Instructions to follow: Check each line below for "Transferred" and report how many have it, nothing else.

= = = = = = =

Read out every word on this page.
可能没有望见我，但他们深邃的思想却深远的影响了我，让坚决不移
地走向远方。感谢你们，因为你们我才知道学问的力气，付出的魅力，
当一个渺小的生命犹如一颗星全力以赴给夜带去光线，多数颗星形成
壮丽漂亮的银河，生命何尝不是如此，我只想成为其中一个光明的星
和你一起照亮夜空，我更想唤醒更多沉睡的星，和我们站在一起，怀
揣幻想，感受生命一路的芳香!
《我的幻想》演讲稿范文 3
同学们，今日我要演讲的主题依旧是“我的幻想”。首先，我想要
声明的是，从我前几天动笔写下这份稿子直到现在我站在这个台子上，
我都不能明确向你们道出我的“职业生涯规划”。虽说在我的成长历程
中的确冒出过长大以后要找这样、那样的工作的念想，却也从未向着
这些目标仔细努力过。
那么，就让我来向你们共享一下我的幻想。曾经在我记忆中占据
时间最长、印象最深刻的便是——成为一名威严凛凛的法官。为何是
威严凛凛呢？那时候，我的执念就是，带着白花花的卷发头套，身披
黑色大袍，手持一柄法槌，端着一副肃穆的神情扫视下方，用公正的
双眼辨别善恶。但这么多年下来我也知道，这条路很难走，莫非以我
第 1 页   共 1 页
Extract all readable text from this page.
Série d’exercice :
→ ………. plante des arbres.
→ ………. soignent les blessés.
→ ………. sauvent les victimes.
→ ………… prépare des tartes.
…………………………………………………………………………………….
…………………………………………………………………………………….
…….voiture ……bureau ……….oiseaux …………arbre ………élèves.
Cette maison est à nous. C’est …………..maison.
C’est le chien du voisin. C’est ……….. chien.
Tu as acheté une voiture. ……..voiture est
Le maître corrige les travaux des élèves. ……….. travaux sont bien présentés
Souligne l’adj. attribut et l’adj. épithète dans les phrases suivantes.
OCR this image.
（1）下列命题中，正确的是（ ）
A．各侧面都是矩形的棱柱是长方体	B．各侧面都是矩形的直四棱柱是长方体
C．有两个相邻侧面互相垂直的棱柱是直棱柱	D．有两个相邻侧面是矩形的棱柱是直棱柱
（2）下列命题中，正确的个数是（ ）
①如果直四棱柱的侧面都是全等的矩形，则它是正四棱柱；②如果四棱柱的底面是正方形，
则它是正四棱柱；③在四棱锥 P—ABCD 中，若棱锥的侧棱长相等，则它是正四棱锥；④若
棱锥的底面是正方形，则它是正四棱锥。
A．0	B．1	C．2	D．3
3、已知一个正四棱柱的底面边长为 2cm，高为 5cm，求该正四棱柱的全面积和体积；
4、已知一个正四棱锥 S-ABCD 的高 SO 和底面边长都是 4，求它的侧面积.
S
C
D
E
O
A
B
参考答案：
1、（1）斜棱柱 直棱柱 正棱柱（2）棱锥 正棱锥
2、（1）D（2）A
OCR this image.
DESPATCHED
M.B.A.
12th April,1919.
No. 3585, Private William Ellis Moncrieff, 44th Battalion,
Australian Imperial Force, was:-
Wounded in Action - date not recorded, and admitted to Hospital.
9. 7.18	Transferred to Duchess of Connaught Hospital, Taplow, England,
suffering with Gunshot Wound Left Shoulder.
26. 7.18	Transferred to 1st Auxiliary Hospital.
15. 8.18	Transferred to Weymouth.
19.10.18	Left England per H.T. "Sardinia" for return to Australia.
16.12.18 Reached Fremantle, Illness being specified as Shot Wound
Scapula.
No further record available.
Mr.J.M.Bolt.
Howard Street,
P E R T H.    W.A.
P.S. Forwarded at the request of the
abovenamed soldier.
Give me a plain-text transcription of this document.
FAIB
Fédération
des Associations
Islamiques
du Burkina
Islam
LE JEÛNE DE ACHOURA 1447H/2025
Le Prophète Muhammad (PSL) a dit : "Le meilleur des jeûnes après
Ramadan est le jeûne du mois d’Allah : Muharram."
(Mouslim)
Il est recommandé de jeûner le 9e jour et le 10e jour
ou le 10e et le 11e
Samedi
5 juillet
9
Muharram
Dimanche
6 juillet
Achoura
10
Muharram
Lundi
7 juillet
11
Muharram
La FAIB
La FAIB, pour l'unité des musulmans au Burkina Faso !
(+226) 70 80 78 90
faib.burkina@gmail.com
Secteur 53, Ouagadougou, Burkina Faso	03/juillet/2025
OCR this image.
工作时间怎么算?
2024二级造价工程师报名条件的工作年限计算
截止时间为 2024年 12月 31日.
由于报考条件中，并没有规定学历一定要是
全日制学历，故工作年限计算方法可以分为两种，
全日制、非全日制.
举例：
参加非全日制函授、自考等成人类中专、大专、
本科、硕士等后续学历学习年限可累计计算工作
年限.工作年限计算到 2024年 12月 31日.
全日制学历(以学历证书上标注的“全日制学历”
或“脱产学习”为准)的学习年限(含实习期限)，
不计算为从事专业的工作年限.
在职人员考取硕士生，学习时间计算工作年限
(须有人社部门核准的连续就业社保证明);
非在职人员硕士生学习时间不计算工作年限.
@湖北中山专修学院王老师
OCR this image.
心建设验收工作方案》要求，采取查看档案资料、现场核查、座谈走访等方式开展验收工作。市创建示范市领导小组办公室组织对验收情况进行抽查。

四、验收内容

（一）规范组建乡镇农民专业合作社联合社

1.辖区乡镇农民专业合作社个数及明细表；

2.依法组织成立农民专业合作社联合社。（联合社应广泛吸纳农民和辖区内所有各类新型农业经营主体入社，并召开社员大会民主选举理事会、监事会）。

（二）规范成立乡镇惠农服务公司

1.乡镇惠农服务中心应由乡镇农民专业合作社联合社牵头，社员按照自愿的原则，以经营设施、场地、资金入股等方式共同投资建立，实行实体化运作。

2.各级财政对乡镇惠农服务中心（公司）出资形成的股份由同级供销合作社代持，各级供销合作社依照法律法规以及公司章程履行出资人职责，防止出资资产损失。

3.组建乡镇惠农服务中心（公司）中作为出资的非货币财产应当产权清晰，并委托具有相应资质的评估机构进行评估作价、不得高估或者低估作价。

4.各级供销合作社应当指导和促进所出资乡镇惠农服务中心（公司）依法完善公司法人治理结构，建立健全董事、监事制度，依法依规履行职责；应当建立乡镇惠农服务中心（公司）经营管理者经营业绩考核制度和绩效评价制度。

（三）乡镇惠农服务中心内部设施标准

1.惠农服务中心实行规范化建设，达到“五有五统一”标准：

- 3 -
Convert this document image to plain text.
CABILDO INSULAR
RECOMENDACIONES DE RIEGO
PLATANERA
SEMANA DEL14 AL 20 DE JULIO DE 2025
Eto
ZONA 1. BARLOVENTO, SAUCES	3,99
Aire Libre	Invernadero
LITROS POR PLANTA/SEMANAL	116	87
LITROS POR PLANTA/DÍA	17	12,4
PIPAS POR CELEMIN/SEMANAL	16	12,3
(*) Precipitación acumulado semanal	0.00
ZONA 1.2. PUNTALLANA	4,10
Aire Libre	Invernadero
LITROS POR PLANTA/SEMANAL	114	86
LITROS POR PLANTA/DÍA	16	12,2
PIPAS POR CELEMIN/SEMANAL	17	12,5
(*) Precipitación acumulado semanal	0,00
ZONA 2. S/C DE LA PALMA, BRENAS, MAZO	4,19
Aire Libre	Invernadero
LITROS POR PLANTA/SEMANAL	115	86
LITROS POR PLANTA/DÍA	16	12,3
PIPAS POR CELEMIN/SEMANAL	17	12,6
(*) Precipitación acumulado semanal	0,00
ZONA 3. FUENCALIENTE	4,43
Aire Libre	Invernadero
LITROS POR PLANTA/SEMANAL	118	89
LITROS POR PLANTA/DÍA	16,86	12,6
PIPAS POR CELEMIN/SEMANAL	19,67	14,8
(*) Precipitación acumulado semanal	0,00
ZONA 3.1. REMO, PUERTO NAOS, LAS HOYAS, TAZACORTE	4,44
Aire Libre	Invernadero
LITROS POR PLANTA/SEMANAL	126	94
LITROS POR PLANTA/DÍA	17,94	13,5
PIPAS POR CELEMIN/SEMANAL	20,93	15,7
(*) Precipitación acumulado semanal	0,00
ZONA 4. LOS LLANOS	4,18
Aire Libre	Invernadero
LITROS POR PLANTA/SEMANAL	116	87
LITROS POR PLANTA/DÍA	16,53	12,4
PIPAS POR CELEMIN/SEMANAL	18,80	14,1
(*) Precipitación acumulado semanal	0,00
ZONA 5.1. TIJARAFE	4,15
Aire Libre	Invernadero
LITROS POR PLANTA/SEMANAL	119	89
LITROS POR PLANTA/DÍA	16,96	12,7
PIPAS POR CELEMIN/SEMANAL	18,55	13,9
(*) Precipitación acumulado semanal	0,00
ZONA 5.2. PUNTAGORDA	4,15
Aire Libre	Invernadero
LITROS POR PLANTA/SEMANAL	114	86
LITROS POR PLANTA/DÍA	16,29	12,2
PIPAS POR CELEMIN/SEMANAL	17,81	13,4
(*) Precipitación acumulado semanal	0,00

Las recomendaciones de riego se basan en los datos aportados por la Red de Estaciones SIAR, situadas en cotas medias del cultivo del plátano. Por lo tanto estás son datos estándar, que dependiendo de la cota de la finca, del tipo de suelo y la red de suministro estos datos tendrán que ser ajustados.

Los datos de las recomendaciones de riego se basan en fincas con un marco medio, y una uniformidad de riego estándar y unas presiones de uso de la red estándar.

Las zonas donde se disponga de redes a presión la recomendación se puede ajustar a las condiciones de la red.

= = = = = = =

Problem solution: 3